Below is the data. Give it again, complete and exact.

---------- Stored records ----------

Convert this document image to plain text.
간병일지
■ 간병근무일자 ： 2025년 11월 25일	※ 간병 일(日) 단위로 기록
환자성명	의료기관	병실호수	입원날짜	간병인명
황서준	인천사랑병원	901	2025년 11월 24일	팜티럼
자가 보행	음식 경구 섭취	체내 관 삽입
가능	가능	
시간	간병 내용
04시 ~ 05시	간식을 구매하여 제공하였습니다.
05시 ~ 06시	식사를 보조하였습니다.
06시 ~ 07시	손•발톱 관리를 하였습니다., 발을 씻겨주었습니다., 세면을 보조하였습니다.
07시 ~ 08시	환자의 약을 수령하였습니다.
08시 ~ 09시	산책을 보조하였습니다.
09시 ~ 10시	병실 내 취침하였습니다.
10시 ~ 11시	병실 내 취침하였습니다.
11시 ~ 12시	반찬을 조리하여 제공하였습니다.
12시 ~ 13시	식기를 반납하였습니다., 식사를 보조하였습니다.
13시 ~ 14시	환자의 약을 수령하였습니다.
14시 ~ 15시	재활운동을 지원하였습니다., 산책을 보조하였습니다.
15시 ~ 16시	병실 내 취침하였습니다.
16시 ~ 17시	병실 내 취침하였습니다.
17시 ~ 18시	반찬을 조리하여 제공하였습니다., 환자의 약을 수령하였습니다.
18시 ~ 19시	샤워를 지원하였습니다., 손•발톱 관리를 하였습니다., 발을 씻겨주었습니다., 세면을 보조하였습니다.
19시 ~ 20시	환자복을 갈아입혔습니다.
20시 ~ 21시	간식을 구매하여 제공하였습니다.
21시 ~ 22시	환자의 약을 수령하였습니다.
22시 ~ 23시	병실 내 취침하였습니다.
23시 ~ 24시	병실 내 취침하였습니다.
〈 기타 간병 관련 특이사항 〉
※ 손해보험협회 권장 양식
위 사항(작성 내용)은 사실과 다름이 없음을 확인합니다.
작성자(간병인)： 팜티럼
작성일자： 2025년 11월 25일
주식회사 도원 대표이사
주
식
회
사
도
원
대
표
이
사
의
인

----------

▸ **Output for this exercise**
Convert this document image to plain text.
간병일지
■ 간병근무일자 ： 2025년 11월 25일	※ 간병 일(日) 단위로 기록
환자성명	의료기관	병실호수	입원날짜	간병인명
황서준	인천사랑병원	901	2025년 11월 24일	팜티럼
자가 보행	음식 경구 섭취	체내 관 삽입
가능	가능	
시간	간병 내용
04시 ~ 05시	간식을 구매하여 제공하였습니다.
05시 ~ 06시	식사를 보조하였습니다.
06시 ~ 07시	손•발톱 관리를 하였습니다., 발을 씻겨주었습니다., 세면을 보조하였습니다.
07시 ~ 08시	환자의 약을 수령하였습니다.
08시 ~ 09시	산책을 보조하였습니다.
09시 ~ 10시	병실 내 취침하였습니다.
10시 ~ 11시	병실 내 취침하였습니다.
11시 ~ 12시	반찬을 조리하여 제공하였습니다.
12시 ~ 13시	식기를 반납하였습니다., 식사를 보조하였습니다.
13시 ~ 14시	환자의 약을 수령하였습니다.
14시 ~ 15시	재활운동을 지원하였습니다., 산책을 보조하였습니다.
15시 ~ 16시	병실 내 취침하였습니다.
16시 ~ 17시	병실 내 취침하였습니다.
17시 ~ 18시	반찬을 조리하여 제공하였습니다., 환자의 약을 수령하였습니다.
18시 ~ 19시	샤워를 지원하였습니다., 손•발톱 관리를 하였습니다., 발을 씻겨주었습니다., 세면을 보조하였습니다.
19시 ~ 20시	환자복을 갈아입혔습니다.
20시 ~ 21시	간식을 구매하여 제공하였습니다.
21시 ~ 22시	환자의 약을 수령하였습니다.
22시 ~ 23시	병실 내 취침하였습니다.
23시 ~ 24시	병실 내 취침하였습니다.
〈 기타 간병 관련 특이사항 〉
※ 손해보험협회 권장 양식
위 사항(작성 내용)은 사실과 다름이 없음을 확인합니다.
작성자(간병인)： 팜티럼
작성일자： 2025년 11월 25일
주식회사 도원 대표이사
주
식
회
사
도
원
대
표
이
사
의
인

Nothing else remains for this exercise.